◆ WRITTEN INSTRUCTION ◆
Return all the data, word for word.

◆ RECORDS PROVIDED ◆

* * *

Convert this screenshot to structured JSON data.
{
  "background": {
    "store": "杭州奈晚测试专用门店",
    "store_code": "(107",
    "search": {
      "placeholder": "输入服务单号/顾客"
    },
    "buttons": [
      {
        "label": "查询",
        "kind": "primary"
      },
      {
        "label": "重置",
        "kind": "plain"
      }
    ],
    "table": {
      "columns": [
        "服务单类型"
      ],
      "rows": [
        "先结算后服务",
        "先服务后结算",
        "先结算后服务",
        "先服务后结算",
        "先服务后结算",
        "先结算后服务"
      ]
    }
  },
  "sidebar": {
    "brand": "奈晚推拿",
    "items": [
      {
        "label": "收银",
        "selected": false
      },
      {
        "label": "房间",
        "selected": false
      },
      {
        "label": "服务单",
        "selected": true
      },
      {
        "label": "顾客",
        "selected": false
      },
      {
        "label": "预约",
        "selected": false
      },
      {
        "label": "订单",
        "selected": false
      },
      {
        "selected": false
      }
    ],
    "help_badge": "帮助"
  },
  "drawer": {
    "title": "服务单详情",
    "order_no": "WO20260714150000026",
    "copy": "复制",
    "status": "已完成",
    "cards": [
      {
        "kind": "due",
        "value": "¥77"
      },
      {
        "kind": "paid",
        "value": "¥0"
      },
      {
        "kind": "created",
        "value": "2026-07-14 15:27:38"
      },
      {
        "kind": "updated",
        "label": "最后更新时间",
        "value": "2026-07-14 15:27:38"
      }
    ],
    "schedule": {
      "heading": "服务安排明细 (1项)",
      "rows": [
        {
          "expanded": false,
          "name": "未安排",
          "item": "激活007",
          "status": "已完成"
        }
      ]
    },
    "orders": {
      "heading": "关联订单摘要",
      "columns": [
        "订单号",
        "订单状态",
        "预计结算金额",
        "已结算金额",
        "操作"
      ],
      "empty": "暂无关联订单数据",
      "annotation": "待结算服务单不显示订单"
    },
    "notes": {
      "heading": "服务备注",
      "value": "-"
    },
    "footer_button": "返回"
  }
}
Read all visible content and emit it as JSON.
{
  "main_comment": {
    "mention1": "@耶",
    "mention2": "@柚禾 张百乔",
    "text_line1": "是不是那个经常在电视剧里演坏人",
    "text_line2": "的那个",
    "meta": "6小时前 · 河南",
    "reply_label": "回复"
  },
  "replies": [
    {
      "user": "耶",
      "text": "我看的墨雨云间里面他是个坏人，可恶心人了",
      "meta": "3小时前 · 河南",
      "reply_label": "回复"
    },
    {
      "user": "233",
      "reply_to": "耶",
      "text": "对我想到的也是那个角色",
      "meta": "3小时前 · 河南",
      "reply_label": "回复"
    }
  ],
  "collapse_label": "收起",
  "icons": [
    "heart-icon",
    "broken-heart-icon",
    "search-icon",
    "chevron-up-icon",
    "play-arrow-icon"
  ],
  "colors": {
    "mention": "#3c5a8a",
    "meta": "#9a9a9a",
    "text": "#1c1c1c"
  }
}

* * *

◆ REPLY TO THE EXERCISE ◆
Convert this screenshot to structured JSON data.
{
  "background": {
    "store": "杭州奈晚测试专用门店",
    "store_code": "(107",
    "search": {
      "placeholder": "输入服务单号/顾客"
    },
    "buttons": [
      {
        "label": "查询",
        "kind": "primary"
      },
      {
        "label": "重置",
        "kind": "plain"
      }
    ],
    "table": {
      "columns": [
        "服务单类型"
      ],
      "rows": [
        "先结算后服务",
        "先服务后结算",
        "先结算后服务",
        "先服务后结算",
        "先服务后结算",
        "先结算后服务"
      ]
    }
  },
  "sidebar": {
    "brand": "奈晚推拿",
    "items": [
      {
        "label": "收银",
        "selected": false
      },
      {
        "label": "房间",
        "selected": false
      },
      {
        "label": "服务单",
        "selected": true
      },
      {
        "label": "顾客",
        "selected": false
      },
      {
        "label": "预约",
        "selected": false
      },
      {
        "label": "订单",
        "selected": false
      },
      {
        "selected": false
      }
    ],
    "help_badge": "帮助"
  },
  "drawer": {
    "title": "服务单详情",
    "order_no": "WO20260714150000026",
    "copy": "复制",
    "status": "已完成",
    "cards": [
      {
        "kind": "due",
        "value": "¥77"
      },
      {
        "kind": "paid",
        "value": "¥0"
      },
      {
        "kind": "created",
        "value": "2026-07-14 15:27:38"
      },
      {
        "kind": "updated",
        "label": "最后更新时间",
        "value": "2026-07-14 15:27:38"
      }
    ],
    "schedule": {
      "heading": "服务安排明细 (1项)",
      "rows": [
        {
          "expanded": false,
          "name": "未安排",
          "item": "激活007",
          "status": "已完成"
        }
      ]
    },
    "orders": {
      "heading": "关联订单摘要",
      "columns": [
        "订单号",
        "订单状态",
        "预计结算金额",
        "已结算金额",
        "操作"
      ],
      "empty": "暂无关联订单数据",
      "annotation": "待结算服务单不显示订单"
    },
    "notes": {
      "heading": "服务备注",
      "value": "-"
    },
    "footer_button": "返回"
  }
}
Read all visible content and emit it as JSON.
{
  "main_comment": {
    "mention1": "@耶",
    "mention2": "@柚禾 张百乔",
    "text_line1": "是不是那个经常在电视剧里演坏人",
    "text_line2": "的那个",
    "meta": "6小时前 · 河南",
    "reply_label": "回复"
  },
  "replies": [
    {
      "user": "耶",
      "text": "我看的墨雨云间里面他是个坏人，可恶心人了",
      "meta": "3小时前 · 河南",
      "reply_label": "回复"
    },
    {
      "user": "233",
      "reply_to": "耶",
      "text": "对我想到的也是那个角色",
      "meta": "3小时前 · 河南",
      "reply_label": "回复"
    }
  ],
  "collapse_label": "收起",
  "icons": [
    "heart-icon",
    "broken-heart-icon",
    "search-icon",
    "chevron-up-icon",
    "play-arrow-icon"
  ],
  "colors": {
    "mention": "#3c5a8a",
    "meta": "#9a9a9a",
    "text": "#1c1c1c"
  }
}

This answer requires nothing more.